While prior work has shown the presence of physician-industry relationships associated with prescribing, we aimed to expand this body of literature by focusing specifically on the prescribing of newer, more expensive drugs that offer little to no incremental clinical benefit to patients and adjusting for factors affecting the association between payments and prescribing. Thus, our objective was to determine the association between pharmaceutical industry payments to physicians and the physicians’ likelihood of prescribing costly brand name drugs for which there are similarly effective, less costly alternatives – medications that we defined as drugs of uncertain medical benefit. Our hypothesis was that payment from the pharmaceutical industry would be associated with greater likelihood of prescriptions of drugs of uncertain medical benefit.

Methods

Study Design & Data Sources

This retrospective, cross sectional study linked two publicly available datasets for 2014: the Open Payment Database (OPD) General Payments [10], and the Medicare Part D Prescriber Public Use Files (MPDPUF) [11].

OPD contains information on financial payments made by pharmaceutical and medical device companies to physicians and teaching hospitals. OPD is a national disclosure program mandated by the Affordable Care Act (ACA) and managed by the CMS. The types of payments made to physicians include consulting fees, research grants, travel reimbursements, meals, speaking fees, gifts, and other payments made from the industry to medical practitioners. OPD identifies physicians and teaching hospitals by name and address. The dataset contains the total value of payments to a particular recipient, the company who made the payment, and, if applicable, up to five covered drugs for which payment was attributed [16].

◆ ◆ ◆

▶ **ASSIGNMENT A**
Copy the study excerpt from "OPD contains information" to "was attributed [16].", swapping "OPD" for "Open Payments".
▶ **ASSIGNMENT B**
Which two datasets does the study excerpt say were linked?
The lines have nothing to do with the study excerpt.

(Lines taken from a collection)
◆ ◆ ◆

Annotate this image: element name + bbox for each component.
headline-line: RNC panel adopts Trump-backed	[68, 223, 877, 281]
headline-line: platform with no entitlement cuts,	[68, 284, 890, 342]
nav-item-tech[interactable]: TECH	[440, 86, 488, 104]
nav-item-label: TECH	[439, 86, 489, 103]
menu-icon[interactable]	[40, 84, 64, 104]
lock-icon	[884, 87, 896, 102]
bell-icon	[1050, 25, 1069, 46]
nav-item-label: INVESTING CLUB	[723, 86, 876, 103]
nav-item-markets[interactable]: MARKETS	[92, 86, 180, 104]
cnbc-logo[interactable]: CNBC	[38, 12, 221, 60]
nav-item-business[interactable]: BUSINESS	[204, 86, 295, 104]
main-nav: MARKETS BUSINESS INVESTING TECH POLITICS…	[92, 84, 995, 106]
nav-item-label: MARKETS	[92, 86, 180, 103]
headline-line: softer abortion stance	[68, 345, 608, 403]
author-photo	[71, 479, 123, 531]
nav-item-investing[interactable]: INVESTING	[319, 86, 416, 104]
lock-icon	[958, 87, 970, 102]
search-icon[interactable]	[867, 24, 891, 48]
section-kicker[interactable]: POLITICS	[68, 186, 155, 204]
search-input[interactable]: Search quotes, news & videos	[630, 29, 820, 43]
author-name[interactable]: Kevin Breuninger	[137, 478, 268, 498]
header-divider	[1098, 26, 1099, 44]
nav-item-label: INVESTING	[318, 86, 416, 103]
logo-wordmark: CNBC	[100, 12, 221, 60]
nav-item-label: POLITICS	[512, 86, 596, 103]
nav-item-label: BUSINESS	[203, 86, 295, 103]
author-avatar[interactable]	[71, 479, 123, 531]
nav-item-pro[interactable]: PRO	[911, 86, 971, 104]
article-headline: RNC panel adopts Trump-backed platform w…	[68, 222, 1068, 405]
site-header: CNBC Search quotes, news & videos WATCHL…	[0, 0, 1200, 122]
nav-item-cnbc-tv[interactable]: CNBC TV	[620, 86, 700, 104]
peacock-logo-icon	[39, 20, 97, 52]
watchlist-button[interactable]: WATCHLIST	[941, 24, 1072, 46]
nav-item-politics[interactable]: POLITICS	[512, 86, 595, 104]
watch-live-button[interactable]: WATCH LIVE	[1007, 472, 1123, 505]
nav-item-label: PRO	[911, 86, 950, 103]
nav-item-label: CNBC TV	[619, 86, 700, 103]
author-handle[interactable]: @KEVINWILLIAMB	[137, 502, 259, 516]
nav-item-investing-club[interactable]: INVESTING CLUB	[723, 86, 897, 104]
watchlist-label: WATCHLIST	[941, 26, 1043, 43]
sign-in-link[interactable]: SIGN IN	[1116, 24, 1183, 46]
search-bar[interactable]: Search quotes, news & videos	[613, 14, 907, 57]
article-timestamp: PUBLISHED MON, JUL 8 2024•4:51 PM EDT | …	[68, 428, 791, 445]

◆ ◆ ◆

▶ **WRITTEN RESPONSE A**
Open Payments contains information on financial payments made by pharmaceutical and medical device companies to physicians and teaching hospitals. Open Payments is a national disclosure program mandated by the Affordable Care Act (ACA) and managed by the CMS. The types of payments made to physicians include consulting fees, research grants, travel reimbursements, meals, speaking fees, gifts, and other payments made from the industry to medical practitioners. Open Payments identifies physicians and teaching hospitals by name and address. The dataset contains the total value of payments to a particular recipient, the company who made the payment, and, if applicable, up to five covered drugs for which payment was attributed [16].

▶ **WRITTEN RESPONSE B**
The Open Payment Database (OPD) General Payments and the Medicare Part D Prescriber Public Use Files (MPDPUF), both for 2014.